Data supplied:
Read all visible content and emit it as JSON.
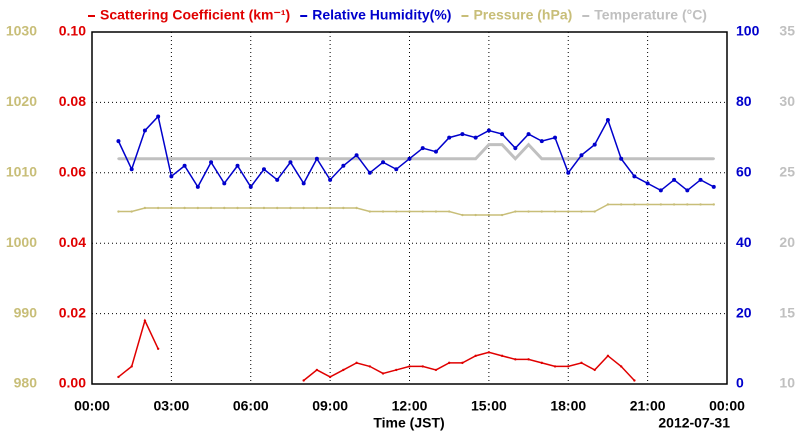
{
  "chart_data": {
    "type": "line",
    "x_label": "Time (JST)",
    "date_label": "2012-07-31",
    "xlim": [
      0,
      24
    ],
    "xticks": [
      {
        "value": 0,
        "label": "00:00"
      },
      {
        "value": 3,
        "label": "03:00"
      },
      {
        "value": 6,
        "label": "06:00"
      },
      {
        "value": 9,
        "label": "09:00"
      },
      {
        "value": 12,
        "label": "12:00"
      },
      {
        "value": 15,
        "label": "15:00"
      },
      {
        "value": 18,
        "label": "18:00"
      },
      {
        "value": 21,
        "label": "21:00"
      },
      {
        "value": 24,
        "label": "00:00"
      }
    ],
    "ylim": [
      0,
      0.1
    ],
    "yticks": [
      {
        "value": 0,
        "label": "0.00"
      },
      {
        "value": 0.02,
        "label": "0.02"
      },
      {
        "value": 0.04,
        "label": "0.04"
      },
      {
        "value": 0.06,
        "label": "0.06"
      },
      {
        "value": 0.08,
        "label": "0.08"
      },
      {
        "value": 0.1,
        "label": "0.10"
      }
    ],
    "y2lim": [
      0,
      100
    ],
    "y2ticks": [
      0,
      20,
      40,
      60,
      80,
      100
    ],
    "y3lim": [
      980,
      1030
    ],
    "y3ticks": [
      980,
      990,
      1000,
      1010,
      1020,
      1030
    ],
    "y4lim": [
      10,
      35
    ],
    "y4ticks": [
      10,
      15,
      20,
      25,
      30,
      35
    ],
    "grid": true,
    "x": [
      1.0,
      1.5,
      2.0,
      2.5,
      3.0,
      3.5,
      4.0,
      4.5,
      5.0,
      5.5,
      6.0,
      6.5,
      7.0,
      7.5,
      8.0,
      8.5,
      9.0,
      9.5,
      10.0,
      10.5,
      11.0,
      11.5,
      12.0,
      12.5,
      13.0,
      13.5,
      14.0,
      14.5,
      15.0,
      15.5,
      16.0,
      16.5,
      17.0,
      17.5,
      18.0,
      18.5,
      19.0,
      19.5,
      20.0,
      20.5,
      21.0,
      21.5,
      22.0,
      22.5,
      23.0,
      23.5
    ],
    "series": [
      {
        "name": "Scattering Coefficient (km⁻¹)",
        "color": "#e00000",
        "axis": "y",
        "markers": false,
        "values": [
          0.002,
          0.005,
          0.018,
          0.01,
          null,
          null,
          null,
          null,
          null,
          null,
          null,
          null,
          null,
          null,
          0.001,
          0.004,
          0.002,
          0.004,
          0.006,
          0.005,
          0.003,
          0.004,
          0.005,
          0.005,
          0.004,
          0.006,
          0.006,
          0.008,
          0.009,
          0.008,
          0.007,
          0.007,
          0.006,
          0.005,
          0.005,
          0.006,
          0.004,
          0.008,
          0.005,
          0.001,
          null,
          null,
          null,
          null,
          null,
          null
        ]
      },
      {
        "name": "Relative Humidity(%)",
        "color": "#0000cc",
        "axis": "y2",
        "markers": true,
        "values": [
          69,
          61,
          72,
          76,
          59,
          62,
          56,
          63,
          57,
          62,
          56,
          61,
          58,
          63,
          57,
          64,
          58,
          62,
          65,
          60,
          63,
          61,
          64,
          67,
          66,
          70,
          71,
          70,
          72,
          71,
          67,
          71,
          69,
          70,
          60,
          65,
          68,
          75,
          64,
          59,
          57,
          55,
          58,
          55,
          58,
          56
        ]
      },
      {
        "name": "Pressure (hPa)",
        "color": "#c8be78",
        "axis": "y3",
        "markers": false,
        "values": [
          1004.5,
          1004.5,
          1005,
          1005,
          1005,
          1005,
          1005,
          1005,
          1005,
          1005,
          1005,
          1005,
          1005,
          1005,
          1005,
          1005,
          1005,
          1005,
          1005,
          1004.5,
          1004.5,
          1004.5,
          1004.5,
          1004.5,
          1004.5,
          1004.5,
          1004,
          1004,
          1004,
          1004,
          1004.5,
          1004.5,
          1004.5,
          1004.5,
          1004.5,
          1004.5,
          1004.5,
          1005.5,
          1005.5,
          1005.5,
          1005.5,
          1005.5,
          1005.5,
          1005.5,
          1005.5,
          1005.5
        ]
      },
      {
        "name": "Temperature (°C)",
        "color": "#c0c0c0",
        "axis": "y4",
        "markers": false,
        "values": [
          26,
          26,
          26,
          26,
          26,
          26,
          26,
          26,
          26,
          26,
          26,
          26,
          26,
          26,
          26,
          26,
          26,
          26,
          26,
          26,
          26,
          26,
          26,
          26,
          26,
          26,
          26,
          26,
          27,
          27,
          26,
          27,
          26,
          26,
          26,
          26,
          26,
          26,
          26,
          26,
          26,
          26,
          26,
          26,
          26,
          26
        ]
      }
    ]
  }
}
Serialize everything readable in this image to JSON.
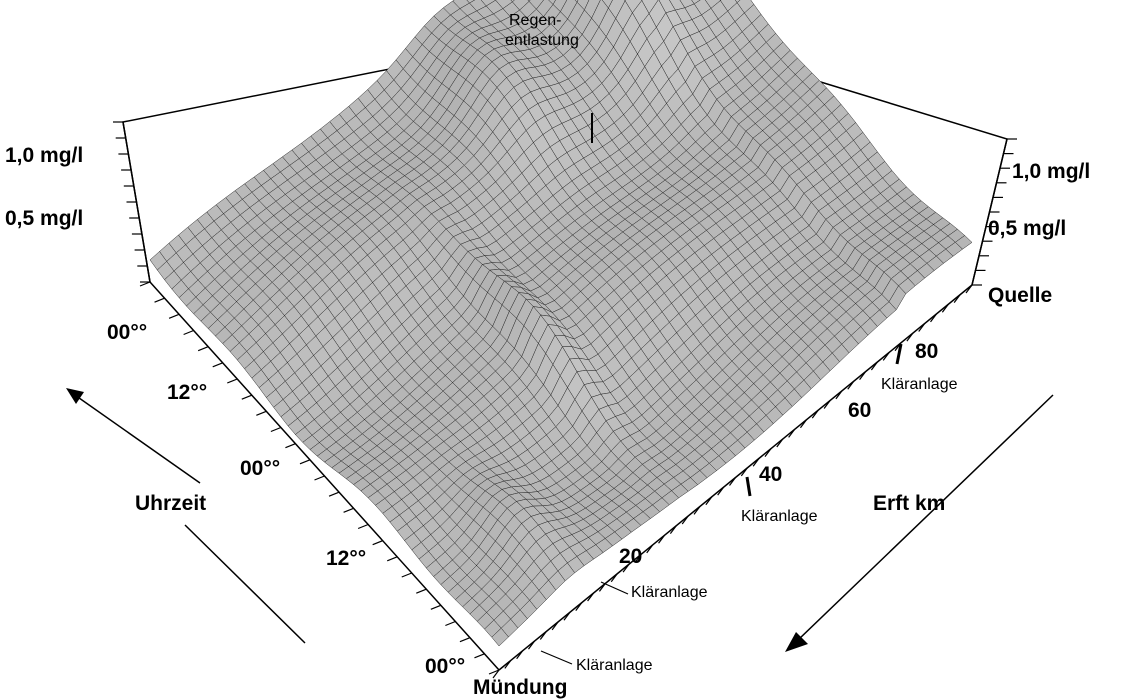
{
  "chart_data": {
    "type": "surface",
    "title": "",
    "z_axis": {
      "tick_labels": [
        "1,0 mg/l",
        "0,5 mg/l"
      ],
      "range": [
        0,
        1.0
      ]
    },
    "time_axis": {
      "label": "Uhrzeit",
      "tick_labels": [
        "00°°",
        "12°°",
        "00°°",
        "12°°",
        "00°°"
      ],
      "hours": [
        48,
        36,
        24,
        12,
        0
      ]
    },
    "km_axis": {
      "label": "Erft km",
      "start_label": "Mündung",
      "end_label": "Quelle",
      "tick_labels": [
        "20",
        "40",
        "60",
        "80"
      ],
      "ticks_km": [
        20,
        40,
        60,
        80
      ],
      "range": [
        0,
        100
      ]
    },
    "annotations": [
      {
        "text": "Kläranlage",
        "km": 7
      },
      {
        "text": "Kläranlage",
        "km": 14
      },
      {
        "text": "Kläranlage",
        "km": 37
      },
      {
        "text": "Kläranlage",
        "km": 82
      }
    ],
    "regen_annotation": {
      "line1": "Regen-",
      "line2": "entlastung"
    },
    "features": [
      {
        "description_free": true,
        "km": 82,
        "hour": 47,
        "height": 0.55,
        "width_km": 2.5,
        "width_h": 4
      },
      {
        "km": 84,
        "hour": 40,
        "height": 0.25,
        "width_km": 6,
        "width_h": 10
      },
      {
        "km": 60,
        "hour": 40,
        "height": 0.22,
        "width_km": 8,
        "width_h": 8
      },
      {
        "km": 38,
        "hour": 20,
        "height": 0.18,
        "width_km": 3,
        "width_h": 10
      },
      {
        "km": 15,
        "hour": 8,
        "height": 0.15,
        "width_km": 6,
        "width_h": 6
      }
    ],
    "grid": true
  }
}
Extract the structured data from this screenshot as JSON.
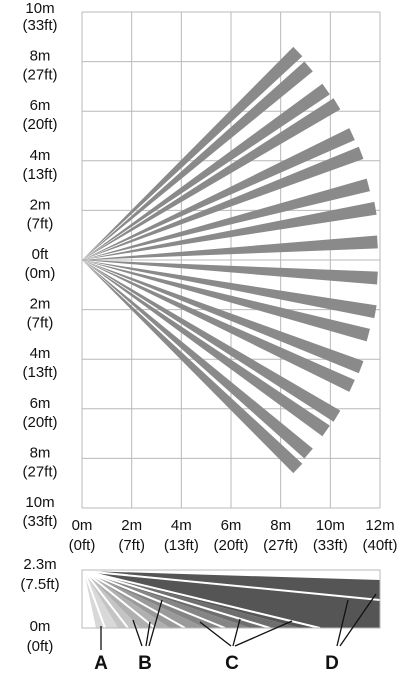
{
  "top_view": {
    "y_labels": [
      [
        "10m",
        "(33ft)"
      ],
      [
        "8m",
        "(27ft)"
      ],
      [
        "6m",
        "(20ft)"
      ],
      [
        "4m",
        "(13ft)"
      ],
      [
        "2m",
        "(7ft)"
      ],
      [
        "0ft",
        "(0m)"
      ],
      [
        "2m",
        "(7ft)"
      ],
      [
        "4m",
        "(13ft)"
      ],
      [
        "6m",
        "(20ft)"
      ],
      [
        "8m",
        "(27ft)"
      ],
      [
        "10m",
        "(33ft)"
      ]
    ],
    "x_labels": [
      [
        "0m",
        "(0ft)"
      ],
      [
        "2m",
        "(7ft)"
      ],
      [
        "4m",
        "(13ft)"
      ],
      [
        "6m",
        "(20ft)"
      ],
      [
        "8m",
        "(27ft)"
      ],
      [
        "10m",
        "(33ft)"
      ],
      [
        "12m",
        "(40ft)"
      ]
    ]
  },
  "side_view": {
    "y_labels": [
      [
        "2.3m",
        "(7.5ft)"
      ],
      [
        "0m",
        "(0ft)"
      ]
    ],
    "zones": [
      "A",
      "B",
      "C",
      "D"
    ]
  }
}
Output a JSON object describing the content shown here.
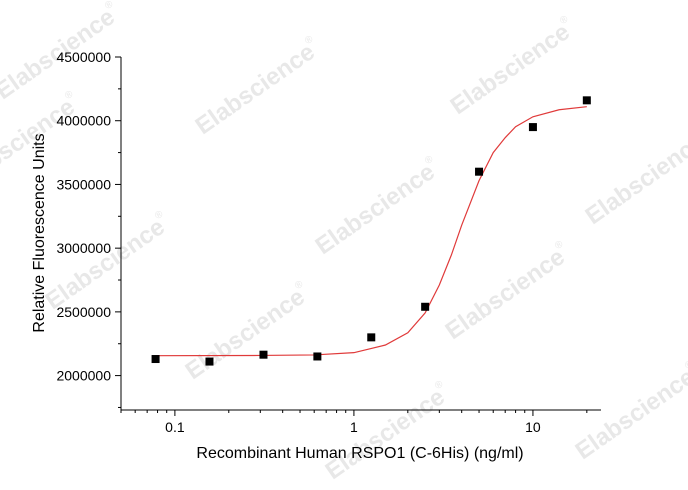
{
  "chart_data": {
    "type": "scatter",
    "x_label": "Recombinant Human RSPO1 (C-6His) (ng/ml)",
    "y_label": "Relative Fluorescence Units",
    "watermark": "Elabscience",
    "watermark_mark": "®",
    "xscale": "log",
    "xlim": [
      0.05,
      24
    ],
    "xticks": [
      0.1,
      1,
      10
    ],
    "xminorticks": [
      0.05,
      0.06,
      0.07,
      0.08,
      0.09,
      0.2,
      0.3,
      0.4,
      0.5,
      0.6,
      0.7,
      0.8,
      0.9,
      2,
      3,
      4,
      5,
      6,
      7,
      8,
      9,
      20
    ],
    "ylim": [
      1730000,
      4500000
    ],
    "yticks": [
      2000000,
      2500000,
      3000000,
      3500000,
      4000000,
      4500000
    ],
    "yminorticks": [
      1750000,
      2250000,
      2750000,
      3250000,
      3750000,
      4250000
    ],
    "series": [
      {
        "color": "#000000",
        "marker": "square",
        "x": [
          0.078,
          0.156,
          0.3125,
          0.625,
          1.25,
          2.5,
          5,
          10,
          20
        ],
        "values": [
          2130000,
          2110000,
          2164000,
          2150000,
          2300000,
          2540000,
          3600000,
          3950000,
          4160000
        ]
      },
      {
        "color": "#e03a3a",
        "marker": "line",
        "x": [
          0.078,
          0.3,
          0.6,
          1,
          1.5,
          2,
          2.5,
          3,
          3.5,
          4,
          5,
          6,
          7,
          8,
          10,
          14,
          20
        ],
        "values": [
          2156000,
          2158000,
          2162000,
          2180000,
          2240000,
          2336000,
          2492000,
          2711000,
          2945000,
          3180000,
          3530000,
          3750000,
          3867000,
          3953000,
          4031000,
          4086000,
          4110000
        ]
      }
    ]
  }
}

Your goal:
Go through the data and gather every line that holds "JSON".

The output:
Read all visible content and emit it as JSON.
Serialize everything readable in this image to JSON.
Extract the structured data from this screenshot as JSON.
Output a JSON object describing the content shown here.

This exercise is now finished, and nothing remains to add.